• **PROMPT**
Copy each line below in which the string "name" occurs.

[Stored entries]
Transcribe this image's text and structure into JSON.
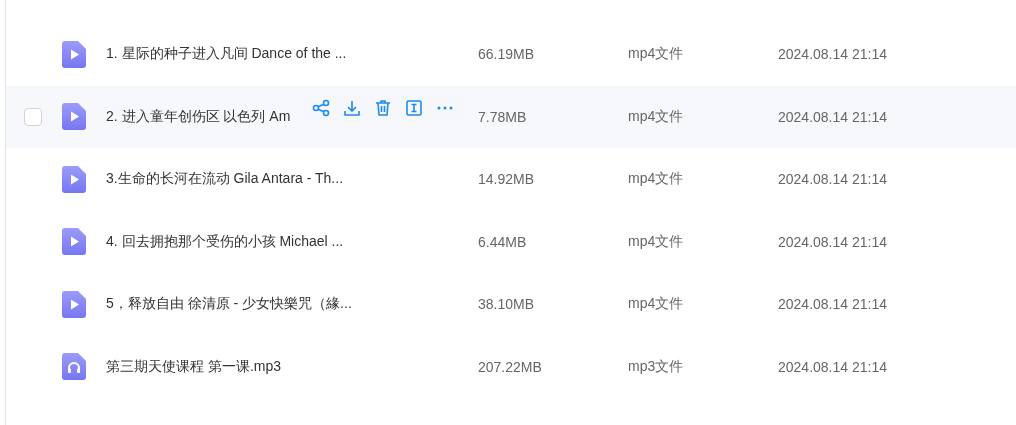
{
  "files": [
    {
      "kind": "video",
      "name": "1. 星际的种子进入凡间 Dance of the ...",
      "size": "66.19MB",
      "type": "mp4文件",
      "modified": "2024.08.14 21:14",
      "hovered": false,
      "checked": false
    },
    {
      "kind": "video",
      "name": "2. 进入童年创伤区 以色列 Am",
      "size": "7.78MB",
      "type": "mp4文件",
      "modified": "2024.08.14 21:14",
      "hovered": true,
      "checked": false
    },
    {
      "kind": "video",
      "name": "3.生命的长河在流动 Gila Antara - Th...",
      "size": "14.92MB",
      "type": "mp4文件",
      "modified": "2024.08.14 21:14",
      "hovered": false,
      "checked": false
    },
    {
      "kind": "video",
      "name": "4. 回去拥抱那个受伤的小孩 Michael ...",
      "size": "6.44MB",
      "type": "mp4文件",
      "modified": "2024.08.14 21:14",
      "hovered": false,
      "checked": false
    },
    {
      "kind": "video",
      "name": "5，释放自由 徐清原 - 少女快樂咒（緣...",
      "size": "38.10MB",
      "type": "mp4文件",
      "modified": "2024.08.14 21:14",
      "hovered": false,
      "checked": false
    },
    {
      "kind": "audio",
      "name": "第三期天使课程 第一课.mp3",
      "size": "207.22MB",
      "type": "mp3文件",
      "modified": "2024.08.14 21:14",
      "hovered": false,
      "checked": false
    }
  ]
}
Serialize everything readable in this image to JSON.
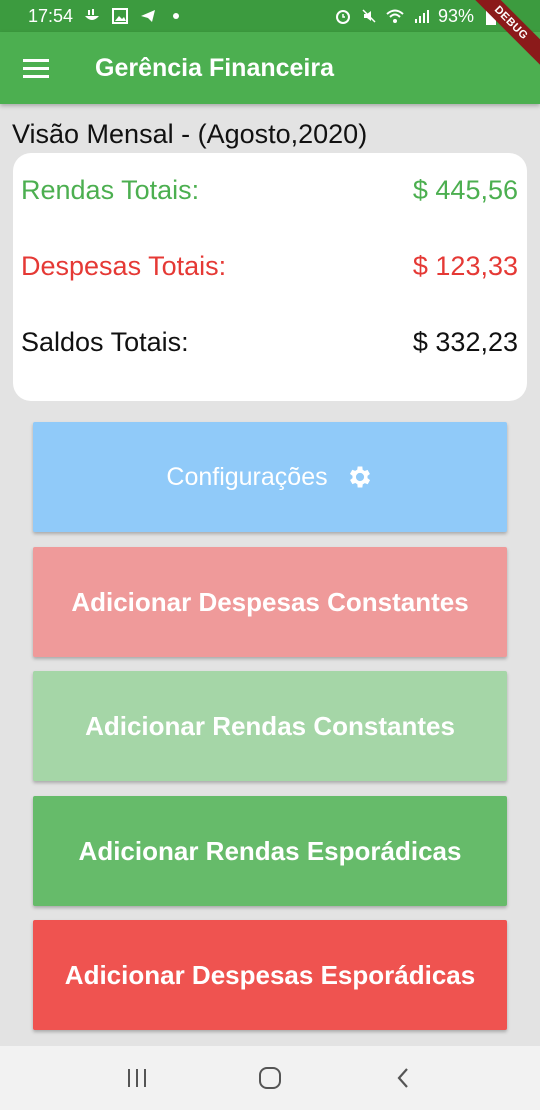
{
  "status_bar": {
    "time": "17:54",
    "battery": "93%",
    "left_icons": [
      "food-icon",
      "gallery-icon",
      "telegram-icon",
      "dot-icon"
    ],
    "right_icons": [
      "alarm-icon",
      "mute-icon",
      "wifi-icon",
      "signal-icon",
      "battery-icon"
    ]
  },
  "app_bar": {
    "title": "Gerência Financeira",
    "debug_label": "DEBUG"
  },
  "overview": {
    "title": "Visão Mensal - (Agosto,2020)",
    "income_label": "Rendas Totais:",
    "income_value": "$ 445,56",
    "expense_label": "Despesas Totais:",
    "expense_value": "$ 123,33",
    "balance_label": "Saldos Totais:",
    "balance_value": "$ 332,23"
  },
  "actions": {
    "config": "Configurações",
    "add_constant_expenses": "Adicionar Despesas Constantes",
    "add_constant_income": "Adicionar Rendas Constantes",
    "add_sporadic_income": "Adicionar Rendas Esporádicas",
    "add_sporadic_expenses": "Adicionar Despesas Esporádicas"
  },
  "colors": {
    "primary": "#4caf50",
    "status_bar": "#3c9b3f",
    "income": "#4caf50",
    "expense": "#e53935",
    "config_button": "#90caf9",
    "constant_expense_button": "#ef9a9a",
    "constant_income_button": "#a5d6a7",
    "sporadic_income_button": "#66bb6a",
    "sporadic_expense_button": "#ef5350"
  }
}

• **ANSWER TO THIS PROBLEM**
      "name": "1. 星际的种子进入凡间 Dance of the ...",
      "name": "2. 进入童年创伤区 以色列 Am",
      "name": "3.生命的长河在流动 Gila Antara - Th...",
      "name": "4. 回去拥抱那个受伤的小孩 Michael ...",
      "name": "5，释放自由 徐清原 - 少女快樂咒（緣...",
      "name": "第三期天使课程 第一课.mp3",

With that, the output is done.